• Objective
Search the material for the string "from", then return every line where it is found.

• Exercise inputs
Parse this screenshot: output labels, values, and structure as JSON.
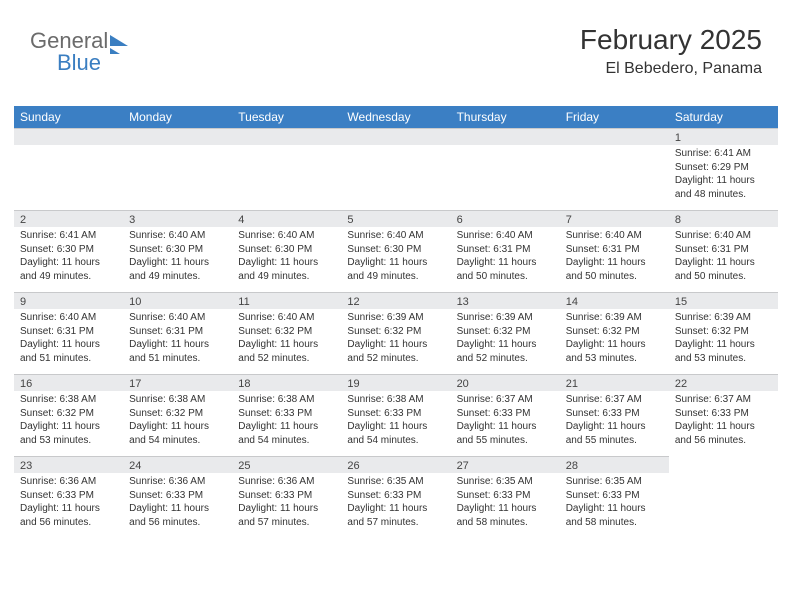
{
  "logo": {
    "word1": "General",
    "word2": "Blue"
  },
  "header": {
    "month_title": "February 2025",
    "location": "El Bebedero, Panama"
  },
  "colors": {
    "header_bg": "#3b7fc4",
    "header_text": "#ffffff",
    "daynum_bg": "#e9eaec",
    "daynum_border": "#c8c9cb",
    "text": "#333333",
    "logo_gray": "#6b6b6b",
    "logo_blue": "#3a7ec1"
  },
  "day_names": [
    "Sunday",
    "Monday",
    "Tuesday",
    "Wednesday",
    "Thursday",
    "Friday",
    "Saturday"
  ],
  "weeks": [
    [
      {
        "empty": true
      },
      {
        "empty": true
      },
      {
        "empty": true
      },
      {
        "empty": true
      },
      {
        "empty": true
      },
      {
        "empty": true
      },
      {
        "num": "1",
        "sunrise": "Sunrise: 6:41 AM",
        "sunset": "Sunset: 6:29 PM",
        "daylight1": "Daylight: 11 hours",
        "daylight2": "and 48 minutes."
      }
    ],
    [
      {
        "num": "2",
        "sunrise": "Sunrise: 6:41 AM",
        "sunset": "Sunset: 6:30 PM",
        "daylight1": "Daylight: 11 hours",
        "daylight2": "and 49 minutes."
      },
      {
        "num": "3",
        "sunrise": "Sunrise: 6:40 AM",
        "sunset": "Sunset: 6:30 PM",
        "daylight1": "Daylight: 11 hours",
        "daylight2": "and 49 minutes."
      },
      {
        "num": "4",
        "sunrise": "Sunrise: 6:40 AM",
        "sunset": "Sunset: 6:30 PM",
        "daylight1": "Daylight: 11 hours",
        "daylight2": "and 49 minutes."
      },
      {
        "num": "5",
        "sunrise": "Sunrise: 6:40 AM",
        "sunset": "Sunset: 6:30 PM",
        "daylight1": "Daylight: 11 hours",
        "daylight2": "and 49 minutes."
      },
      {
        "num": "6",
        "sunrise": "Sunrise: 6:40 AM",
        "sunset": "Sunset: 6:31 PM",
        "daylight1": "Daylight: 11 hours",
        "daylight2": "and 50 minutes."
      },
      {
        "num": "7",
        "sunrise": "Sunrise: 6:40 AM",
        "sunset": "Sunset: 6:31 PM",
        "daylight1": "Daylight: 11 hours",
        "daylight2": "and 50 minutes."
      },
      {
        "num": "8",
        "sunrise": "Sunrise: 6:40 AM",
        "sunset": "Sunset: 6:31 PM",
        "daylight1": "Daylight: 11 hours",
        "daylight2": "and 50 minutes."
      }
    ],
    [
      {
        "num": "9",
        "sunrise": "Sunrise: 6:40 AM",
        "sunset": "Sunset: 6:31 PM",
        "daylight1": "Daylight: 11 hours",
        "daylight2": "and 51 minutes."
      },
      {
        "num": "10",
        "sunrise": "Sunrise: 6:40 AM",
        "sunset": "Sunset: 6:31 PM",
        "daylight1": "Daylight: 11 hours",
        "daylight2": "and 51 minutes."
      },
      {
        "num": "11",
        "sunrise": "Sunrise: 6:40 AM",
        "sunset": "Sunset: 6:32 PM",
        "daylight1": "Daylight: 11 hours",
        "daylight2": "and 52 minutes."
      },
      {
        "num": "12",
        "sunrise": "Sunrise: 6:39 AM",
        "sunset": "Sunset: 6:32 PM",
        "daylight1": "Daylight: 11 hours",
        "daylight2": "and 52 minutes."
      },
      {
        "num": "13",
        "sunrise": "Sunrise: 6:39 AM",
        "sunset": "Sunset: 6:32 PM",
        "daylight1": "Daylight: 11 hours",
        "daylight2": "and 52 minutes."
      },
      {
        "num": "14",
        "sunrise": "Sunrise: 6:39 AM",
        "sunset": "Sunset: 6:32 PM",
        "daylight1": "Daylight: 11 hours",
        "daylight2": "and 53 minutes."
      },
      {
        "num": "15",
        "sunrise": "Sunrise: 6:39 AM",
        "sunset": "Sunset: 6:32 PM",
        "daylight1": "Daylight: 11 hours",
        "daylight2": "and 53 minutes."
      }
    ],
    [
      {
        "num": "16",
        "sunrise": "Sunrise: 6:38 AM",
        "sunset": "Sunset: 6:32 PM",
        "daylight1": "Daylight: 11 hours",
        "daylight2": "and 53 minutes."
      },
      {
        "num": "17",
        "sunrise": "Sunrise: 6:38 AM",
        "sunset": "Sunset: 6:32 PM",
        "daylight1": "Daylight: 11 hours",
        "daylight2": "and 54 minutes."
      },
      {
        "num": "18",
        "sunrise": "Sunrise: 6:38 AM",
        "sunset": "Sunset: 6:33 PM",
        "daylight1": "Daylight: 11 hours",
        "daylight2": "and 54 minutes."
      },
      {
        "num": "19",
        "sunrise": "Sunrise: 6:38 AM",
        "sunset": "Sunset: 6:33 PM",
        "daylight1": "Daylight: 11 hours",
        "daylight2": "and 54 minutes."
      },
      {
        "num": "20",
        "sunrise": "Sunrise: 6:37 AM",
        "sunset": "Sunset: 6:33 PM",
        "daylight1": "Daylight: 11 hours",
        "daylight2": "and 55 minutes."
      },
      {
        "num": "21",
        "sunrise": "Sunrise: 6:37 AM",
        "sunset": "Sunset: 6:33 PM",
        "daylight1": "Daylight: 11 hours",
        "daylight2": "and 55 minutes."
      },
      {
        "num": "22",
        "sunrise": "Sunrise: 6:37 AM",
        "sunset": "Sunset: 6:33 PM",
        "daylight1": "Daylight: 11 hours",
        "daylight2": "and 56 minutes."
      }
    ],
    [
      {
        "num": "23",
        "sunrise": "Sunrise: 6:36 AM",
        "sunset": "Sunset: 6:33 PM",
        "daylight1": "Daylight: 11 hours",
        "daylight2": "and 56 minutes."
      },
      {
        "num": "24",
        "sunrise": "Sunrise: 6:36 AM",
        "sunset": "Sunset: 6:33 PM",
        "daylight1": "Daylight: 11 hours",
        "daylight2": "and 56 minutes."
      },
      {
        "num": "25",
        "sunrise": "Sunrise: 6:36 AM",
        "sunset": "Sunset: 6:33 PM",
        "daylight1": "Daylight: 11 hours",
        "daylight2": "and 57 minutes."
      },
      {
        "num": "26",
        "sunrise": "Sunrise: 6:35 AM",
        "sunset": "Sunset: 6:33 PM",
        "daylight1": "Daylight: 11 hours",
        "daylight2": "and 57 minutes."
      },
      {
        "num": "27",
        "sunrise": "Sunrise: 6:35 AM",
        "sunset": "Sunset: 6:33 PM",
        "daylight1": "Daylight: 11 hours",
        "daylight2": "and 58 minutes."
      },
      {
        "num": "28",
        "sunrise": "Sunrise: 6:35 AM",
        "sunset": "Sunset: 6:33 PM",
        "daylight1": "Daylight: 11 hours",
        "daylight2": "and 58 minutes."
      },
      {
        "empty": true,
        "noRow": true
      }
    ]
  ]
}
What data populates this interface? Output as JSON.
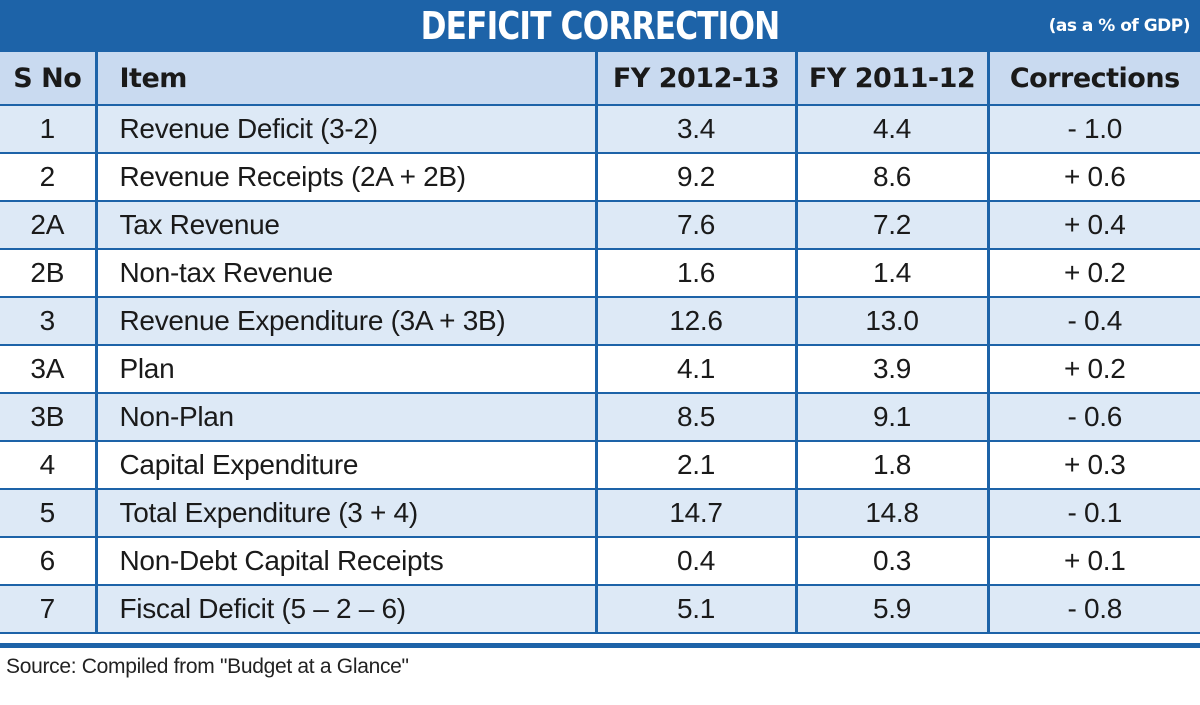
{
  "colors": {
    "header_blue": "#1d63a8",
    "header_row": "#c9daf0",
    "alt_row": "#dde9f6"
  },
  "chart_data": {
    "type": "table",
    "title": "DEFICIT CORRECTION",
    "unit_note": "(as a % of GDP)",
    "columns": [
      "S No",
      "Item",
      "FY 2012-13",
      "FY 2011-12",
      "Corrections"
    ],
    "rows": [
      [
        "1",
        "Revenue Deficit (3-2)",
        "3.4",
        "4.4",
        "- 1.0"
      ],
      [
        "2",
        "Revenue Receipts (2A + 2B)",
        "9.2",
        "8.6",
        "+ 0.6"
      ],
      [
        "2A",
        "Tax Revenue",
        "7.6",
        "7.2",
        "+ 0.4"
      ],
      [
        "2B",
        "Non-tax Revenue",
        "1.6",
        "1.4",
        "+ 0.2"
      ],
      [
        "3",
        "Revenue Expenditure (3A + 3B)",
        "12.6",
        "13.0",
        "- 0.4"
      ],
      [
        "3A",
        "Plan",
        "4.1",
        "3.9",
        "+ 0.2"
      ],
      [
        "3B",
        "Non-Plan",
        "8.5",
        "9.1",
        "- 0.6"
      ],
      [
        "4",
        "Capital Expenditure",
        "2.1",
        "1.8",
        "+ 0.3"
      ],
      [
        "5",
        "Total Expenditure (3 + 4)",
        "14.7",
        "14.8",
        "- 0.1"
      ],
      [
        "6",
        "Non-Debt Capital Receipts",
        "0.4",
        "0.3",
        "+ 0.1"
      ],
      [
        "7",
        "Fiscal Deficit (5 – 2 – 6)",
        "5.1",
        "5.9",
        "- 0.8"
      ]
    ],
    "source": "Source: Compiled from \"Budget at a Glance\""
  }
}
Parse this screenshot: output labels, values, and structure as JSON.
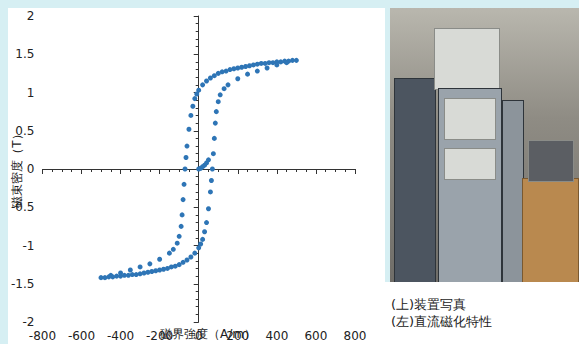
{
  "chart_data": {
    "type": "scatter",
    "xlabel": "磁界強度（A/m）",
    "ylabel": "磁束密度（T）",
    "x": [
      500,
      480,
      460,
      440,
      420,
      400,
      380,
      360,
      340,
      320,
      300,
      280,
      260,
      240,
      220,
      200,
      180,
      160,
      140,
      120,
      100,
      80,
      60,
      40,
      20,
      0,
      -10,
      -20,
      -30,
      -40,
      -50,
      -60,
      -65,
      -70,
      -75,
      -80,
      -85,
      -90,
      -100,
      -110,
      -130,
      -150,
      -200,
      -250,
      -300,
      -350,
      -400,
      -450,
      -500,
      -480,
      -460,
      -440,
      -420,
      -400,
      -380,
      -360,
      -340,
      -320,
      -300,
      -280,
      -260,
      -240,
      -220,
      -200,
      -180,
      -160,
      -140,
      -120,
      -100,
      -80,
      -60,
      -40,
      -20,
      0,
      10,
      20,
      30,
      40,
      50,
      60,
      65,
      70,
      75,
      80,
      85,
      90,
      100,
      110,
      130,
      150,
      200,
      250,
      300,
      350,
      400,
      450,
      0,
      10,
      20,
      30,
      40,
      50
    ],
    "values": [
      1.42,
      1.42,
      1.41,
      1.41,
      1.4,
      1.4,
      1.39,
      1.39,
      1.38,
      1.38,
      1.37,
      1.36,
      1.35,
      1.34,
      1.33,
      1.32,
      1.31,
      1.3,
      1.28,
      1.27,
      1.25,
      1.22,
      1.19,
      1.15,
      1.1,
      1.03,
      0.98,
      0.92,
      0.82,
      0.7,
      0.52,
      0.3,
      0.15,
      0,
      -0.2,
      -0.4,
      -0.6,
      -0.75,
      -0.88,
      -0.97,
      -1.05,
      -1.1,
      -1.18,
      -1.24,
      -1.28,
      -1.32,
      -1.36,
      -1.39,
      -1.42,
      -1.42,
      -1.41,
      -1.41,
      -1.4,
      -1.4,
      -1.39,
      -1.39,
      -1.38,
      -1.38,
      -1.37,
      -1.36,
      -1.35,
      -1.34,
      -1.33,
      -1.32,
      -1.31,
      -1.3,
      -1.28,
      -1.27,
      -1.25,
      -1.22,
      -1.19,
      -1.15,
      -1.1,
      -1.03,
      -0.98,
      -0.92,
      -0.82,
      -0.7,
      -0.52,
      -0.3,
      -0.15,
      0,
      0.2,
      0.4,
      0.6,
      0.75,
      0.88,
      0.97,
      1.05,
      1.1,
      1.18,
      1.24,
      1.28,
      1.32,
      1.36,
      1.39,
      0,
      0.01,
      0.03,
      0.05,
      0.08,
      0.12
    ],
    "color": "#2e75b6",
    "marker": "circle",
    "xlim": [
      -800,
      800
    ],
    "xticks": [
      -800,
      -600,
      -400,
      -200,
      0,
      200,
      400,
      600,
      800
    ],
    "ylim": [
      -2,
      2
    ],
    "yticks": [
      -2,
      -1.5,
      -1,
      -0.5,
      0,
      0.5,
      1,
      1.5,
      2
    ],
    "grid": false
  },
  "captions": [
    "(上)装置写真",
    "(左)直流磁化特性"
  ]
}
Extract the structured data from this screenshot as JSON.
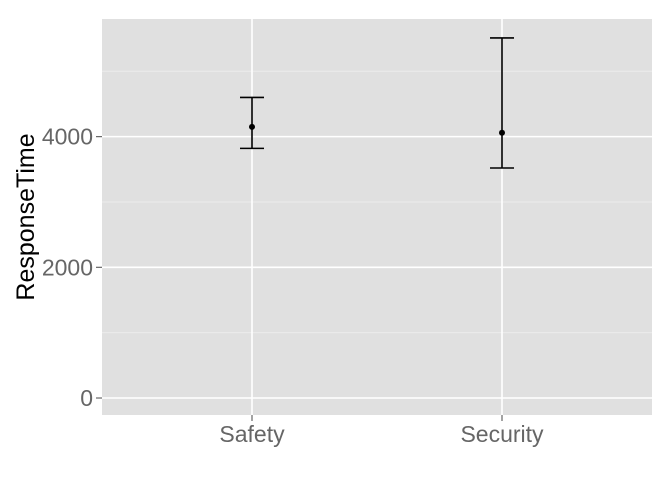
{
  "chart_data": {
    "type": "scatter",
    "title": "",
    "xlabel": "",
    "ylabel": "ResponseTime",
    "categories": [
      "Safety",
      "Security"
    ],
    "points": [
      {
        "category": "Safety",
        "y": 4150,
        "ymin": 3820,
        "ymax": 4600
      },
      {
        "category": "Security",
        "y": 4060,
        "ymin": 3520,
        "ymax": 5510
      }
    ],
    "ylim": [
      -260,
      5800
    ],
    "yticks": [
      0,
      2000,
      4000
    ],
    "ytick_labels": [
      "0",
      "2000",
      "4000"
    ],
    "minor_yticks": [
      1000,
      3000,
      5000
    ],
    "grid": true,
    "legend": "none",
    "colors": {
      "panel_background": "#e0e0e0",
      "major_grid": "#ffffff",
      "minor_grid": "#ececec",
      "marks": "#000000",
      "tick_label": "#666666",
      "axis_title": "#000000"
    }
  }
}
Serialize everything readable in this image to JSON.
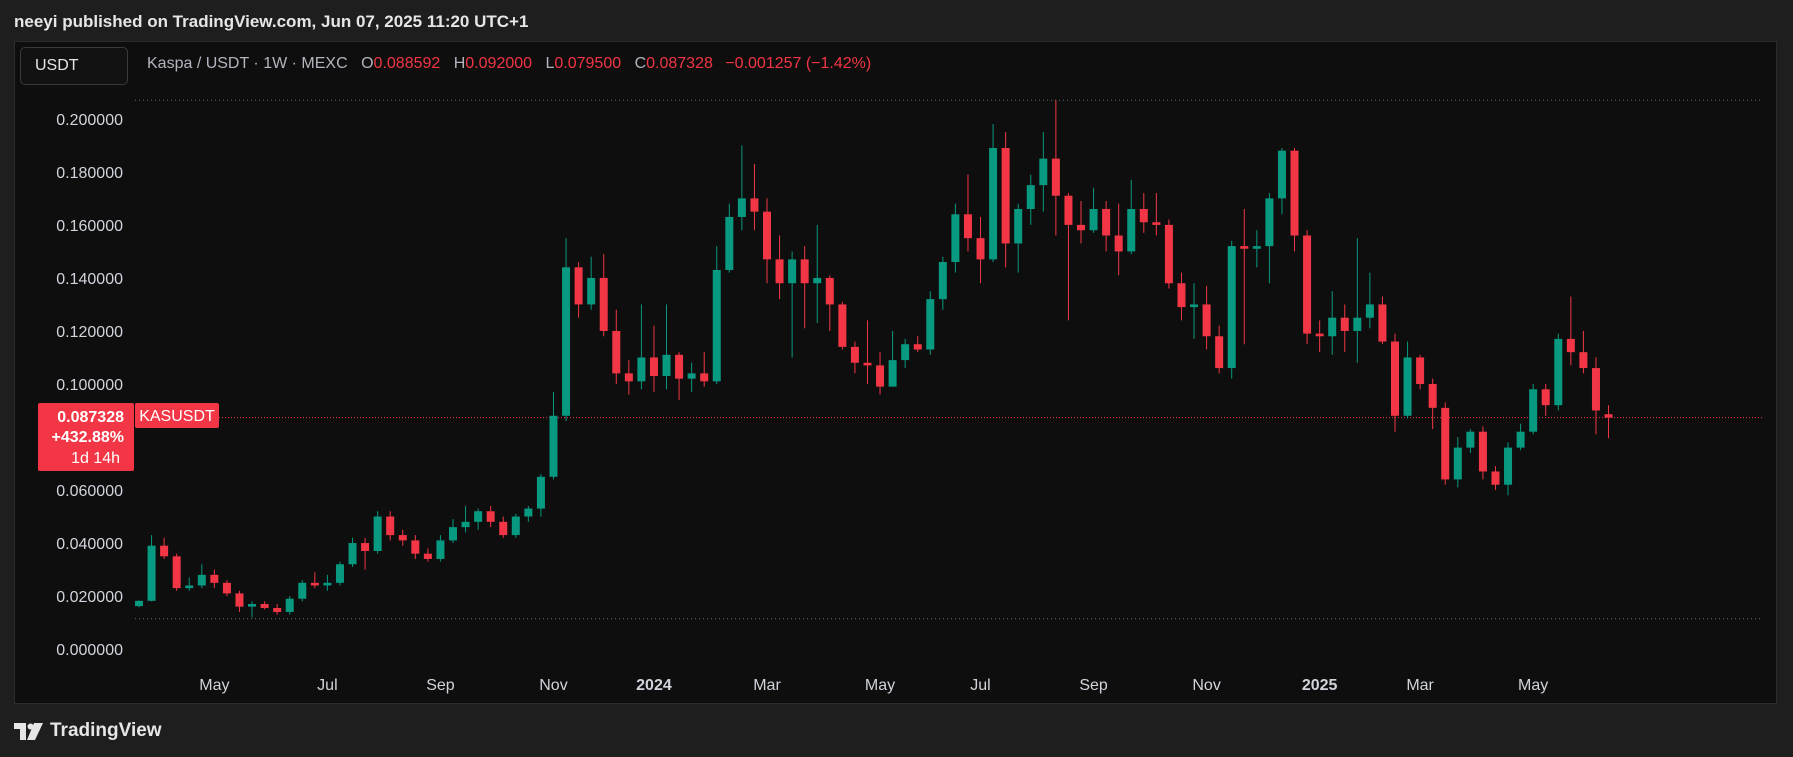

• Result of this exercise
    "source": "Source: Compiled from \"Budget at a Glance\""
Extract the structured data from this screenshot as JSON.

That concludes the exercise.